=== Consigne ===
Renvoyez sans rien y changer les lignes qui vont de celle contenant « home-icon[interactable] xyxy=(181,12,224,55) » jusqu'à celle contenant « page-title: User Signup », ces deux lignes comprises.

=== Lignes fournies ===
= = = = = = =

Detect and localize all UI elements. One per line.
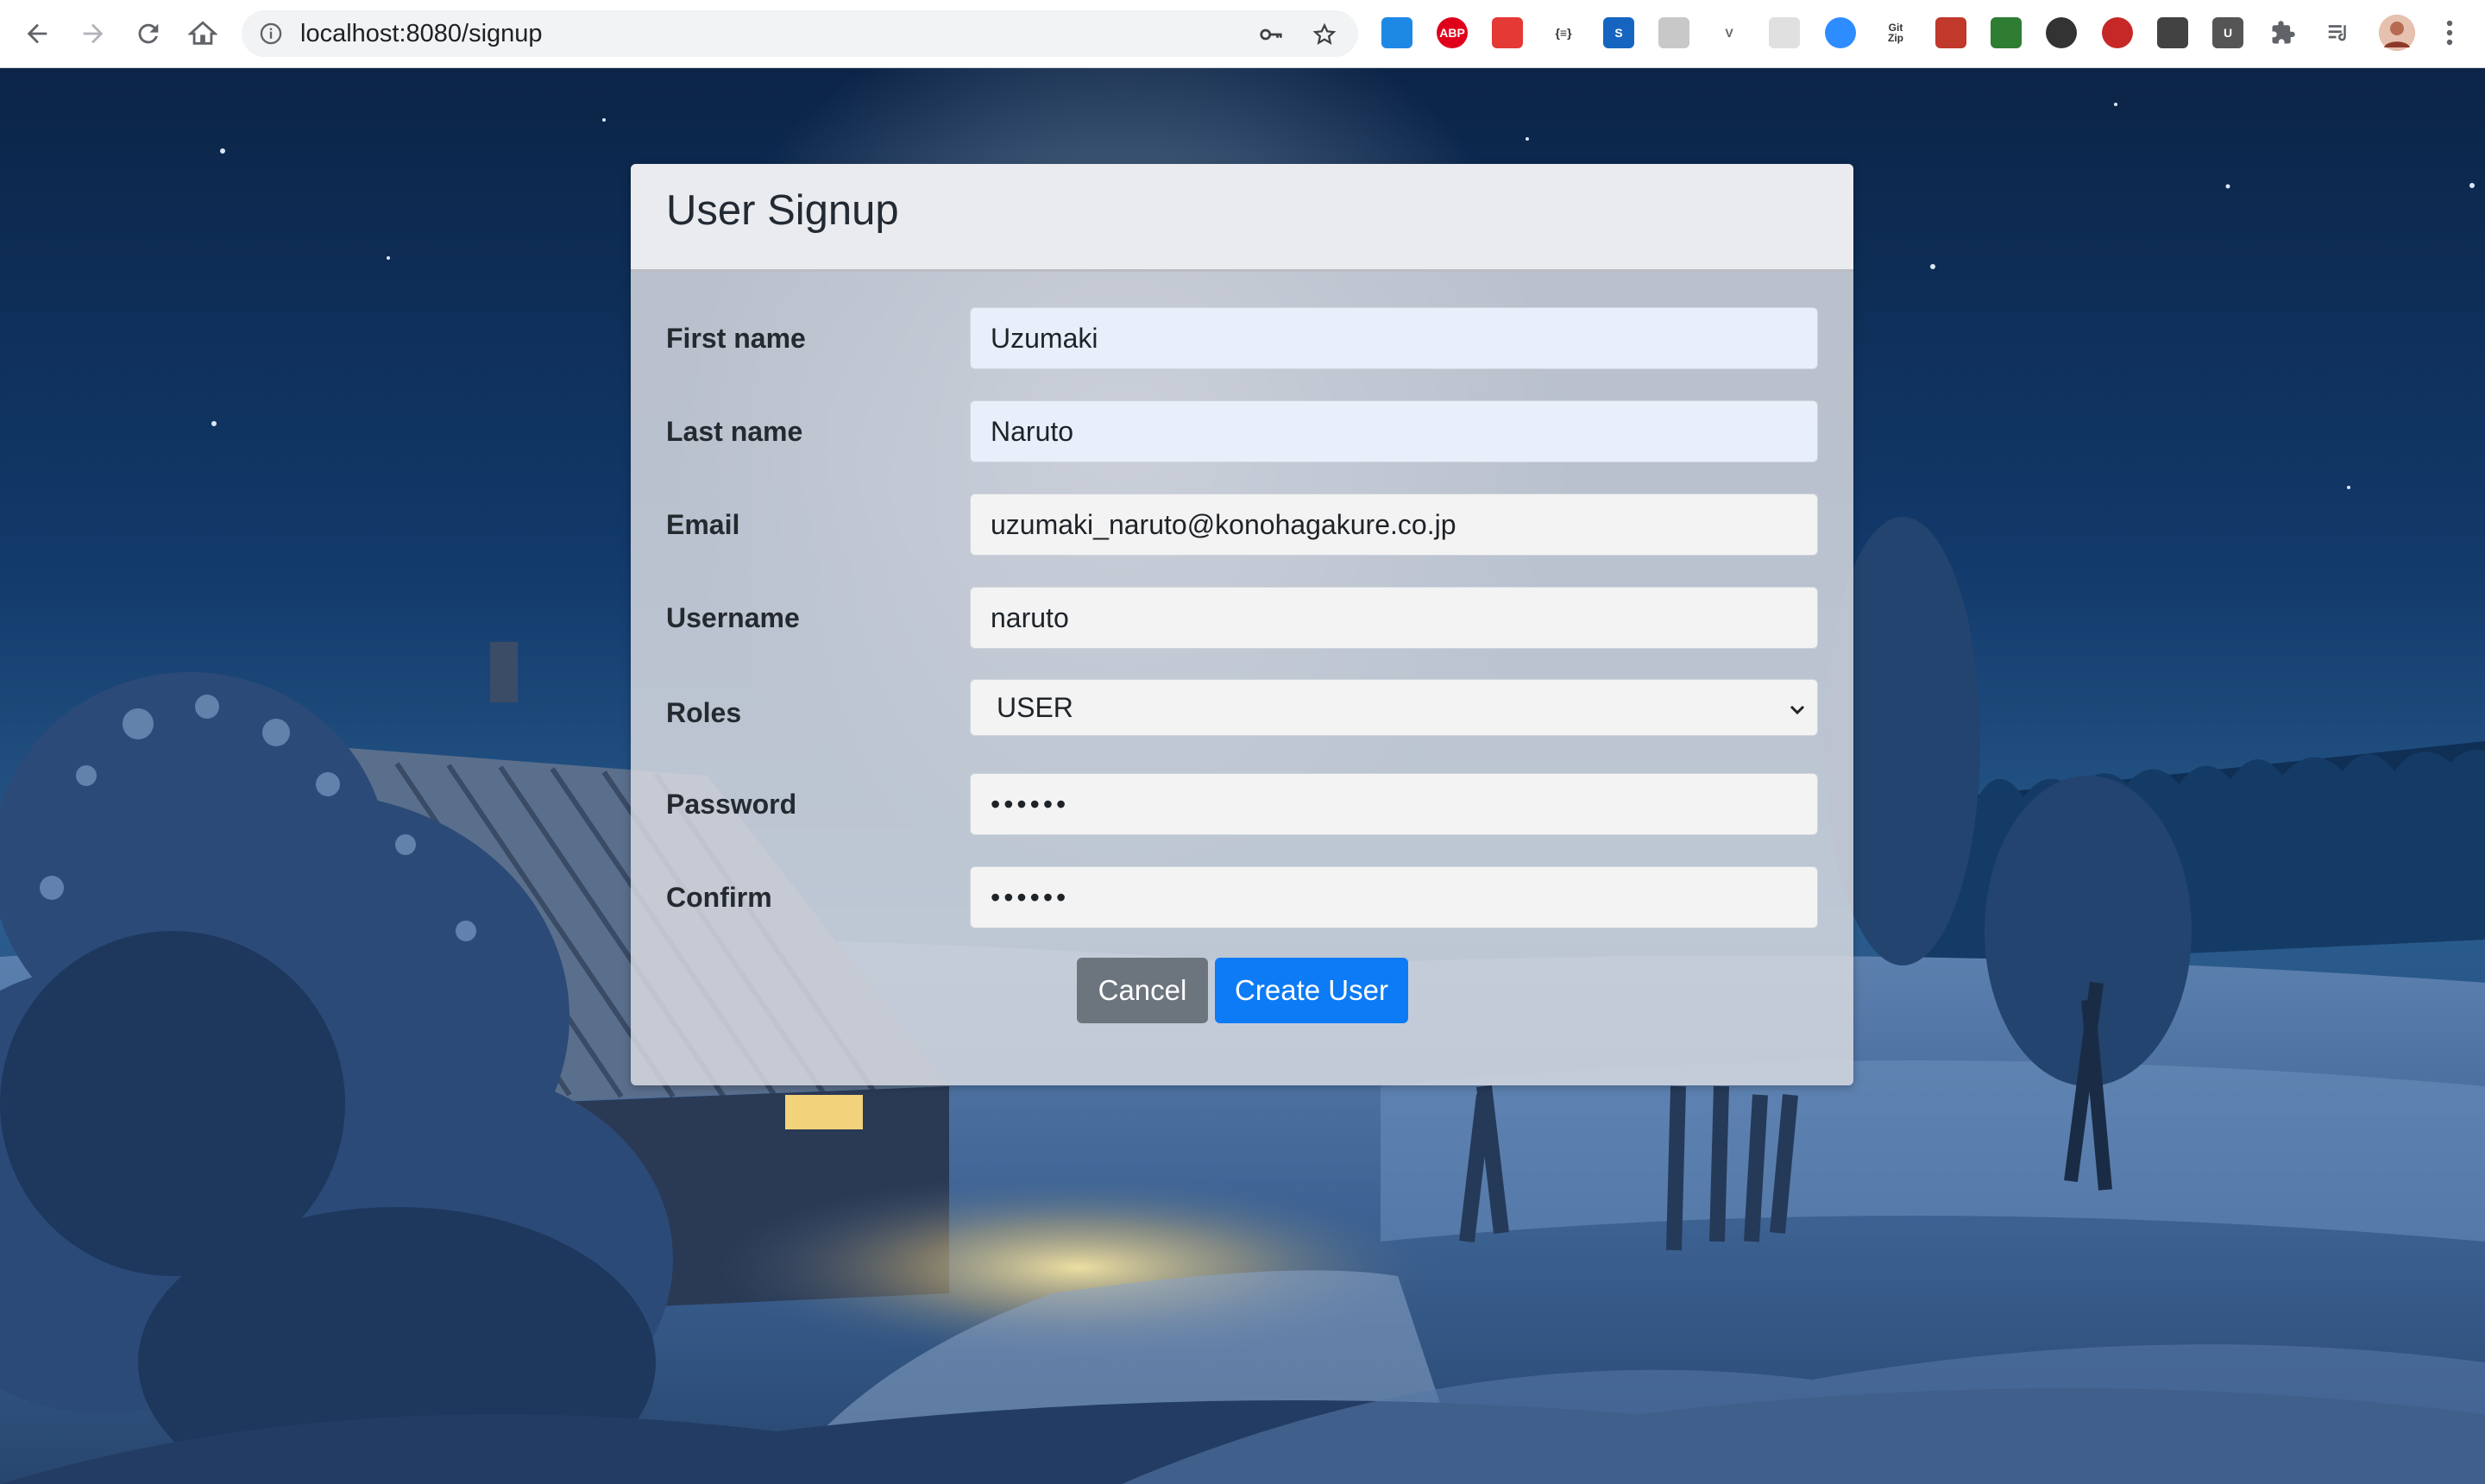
home-icon[interactable] xyxy=(181,12,224,55)
reading-list-icon[interactable] xyxy=(2323,17,2354,48)
puzzle-icon[interactable] xyxy=(2268,17,2299,48)
back-arrow-icon[interactable] xyxy=(16,12,59,55)
json-viewer-icon[interactable]: {≡} xyxy=(1548,17,1579,48)
network-extension-icon[interactable] xyxy=(1492,17,1523,48)
roles-selected-value: USER xyxy=(997,692,1073,723)
url-text[interactable]: localhost:8080/signup xyxy=(300,20,543,48)
browser-toolbar: localhost:8080/signup ABP {≡} S V Git Zip U xyxy=(0,0,2485,68)
page-title: User Signup xyxy=(666,187,899,234)
star-icon[interactable] xyxy=(1312,22,1337,47)
red-circle-extension-icon[interactable] xyxy=(2102,17,2133,48)
kebab-menu-icon[interactable] xyxy=(2434,17,2465,48)
shield-extension-icon[interactable]: U xyxy=(2212,17,2243,48)
password-row: Password •••••• xyxy=(666,773,1818,835)
adblock-plus-icon[interactable]: ABP xyxy=(1437,17,1468,48)
roles-select[interactable]: USER xyxy=(970,679,1818,736)
confirm-label: Confirm xyxy=(666,882,772,913)
username-input[interactable] xyxy=(970,587,1818,649)
signup-card: User Signup First name Last name Email U… xyxy=(631,164,1853,1085)
first-name-row: First name xyxy=(666,307,1818,369)
password-mask: •••••• xyxy=(991,789,1070,820)
faded-extension-icon[interactable] xyxy=(1658,17,1689,48)
first-name-label: First name xyxy=(666,323,806,354)
profile-avatar-icon[interactable] xyxy=(2379,15,2415,51)
roles-label: Roles xyxy=(666,697,742,728)
vue-devtools-icon[interactable]: V xyxy=(1714,17,1745,48)
email-label: Email xyxy=(666,509,740,540)
card-header: User Signup xyxy=(631,164,1853,272)
gitzip-icon-glyph: Git Zip xyxy=(1888,22,1903,44)
last-name-label: Last name xyxy=(666,416,803,447)
forward-arrow-icon[interactable] xyxy=(72,12,115,55)
timer-extension-icon[interactable] xyxy=(2046,17,2077,48)
first-name-input[interactable] xyxy=(970,307,1818,369)
gear-extension-icon[interactable] xyxy=(2157,17,2188,48)
username-label: Username xyxy=(666,602,800,633)
leaf-extension-icon[interactable] xyxy=(1991,17,2022,48)
confirm-password-input[interactable]: •••••• xyxy=(970,866,1818,928)
trello-extension-icon[interactable] xyxy=(1381,17,1412,48)
reload-icon[interactable] xyxy=(127,12,170,55)
confirm-row: Confirm •••••• xyxy=(666,866,1818,928)
s-extension-icon-glyph: S xyxy=(1614,26,1623,40)
s-extension-icon[interactable]: S xyxy=(1603,17,1634,48)
create-user-button[interactable]: Create User xyxy=(1215,958,1408,1023)
vue-devtools-icon-glyph: V xyxy=(1725,26,1733,40)
info-icon[interactable] xyxy=(259,22,283,46)
url-host: localhost xyxy=(300,20,399,47)
screenshot-extension-icon[interactable] xyxy=(1935,17,1966,48)
roles-row: Roles USER xyxy=(666,679,1818,736)
password-input[interactable]: •••••• xyxy=(970,773,1818,835)
json-viewer-icon-glyph: {≡} xyxy=(1555,26,1572,40)
email-input[interactable] xyxy=(970,494,1818,556)
zoom-extension-icon[interactable] xyxy=(1825,17,1856,48)
username-row: Username xyxy=(666,587,1818,649)
shield-extension-icon-glyph: U xyxy=(2223,26,2233,40)
url-path: :8080/signup xyxy=(399,20,543,47)
cancel-button[interactable]: Cancel xyxy=(1077,958,1208,1023)
address-bar[interactable]: localhost:8080/signup xyxy=(242,10,1358,57)
email-row: Email xyxy=(666,494,1818,556)
grey-square-extension-icon[interactable] xyxy=(1769,17,1800,48)
password-label: Password xyxy=(666,789,797,820)
gitzip-icon[interactable]: Git Zip xyxy=(1880,17,1911,48)
key-icon[interactable] xyxy=(1258,22,1284,47)
confirm-mask: •••••• xyxy=(991,882,1070,913)
adblock-plus-icon-glyph: ABP xyxy=(1439,26,1465,40)
roles-select-wrapper: USER xyxy=(970,679,1818,736)
last-name-input[interactable] xyxy=(970,400,1818,462)
last-name-row: Last name xyxy=(666,400,1818,462)
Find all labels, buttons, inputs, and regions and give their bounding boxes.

= = = = = = =

=== Résultat ===
home-icon[interactable] xyxy=(181,12,224,55)
reading-list-icon[interactable] xyxy=(2323,17,2354,48)
puzzle-icon[interactable] xyxy=(2268,17,2299,48)
back-arrow-icon[interactable] xyxy=(16,12,59,55)
json-viewer-icon[interactable]: {≡} xyxy=(1548,17,1579,48)
network-extension-icon[interactable] xyxy=(1492,17,1523,48)
roles-selected-value: USER xyxy=(997,692,1073,723)
url-text[interactable]: localhost:8080/signup xyxy=(300,20,543,48)
browser-toolbar: localhost:8080/signup ABP {≡} S V Git Zip U xyxy=(0,0,2485,68)
page-title: User Signup xyxy=(666,187,899,234)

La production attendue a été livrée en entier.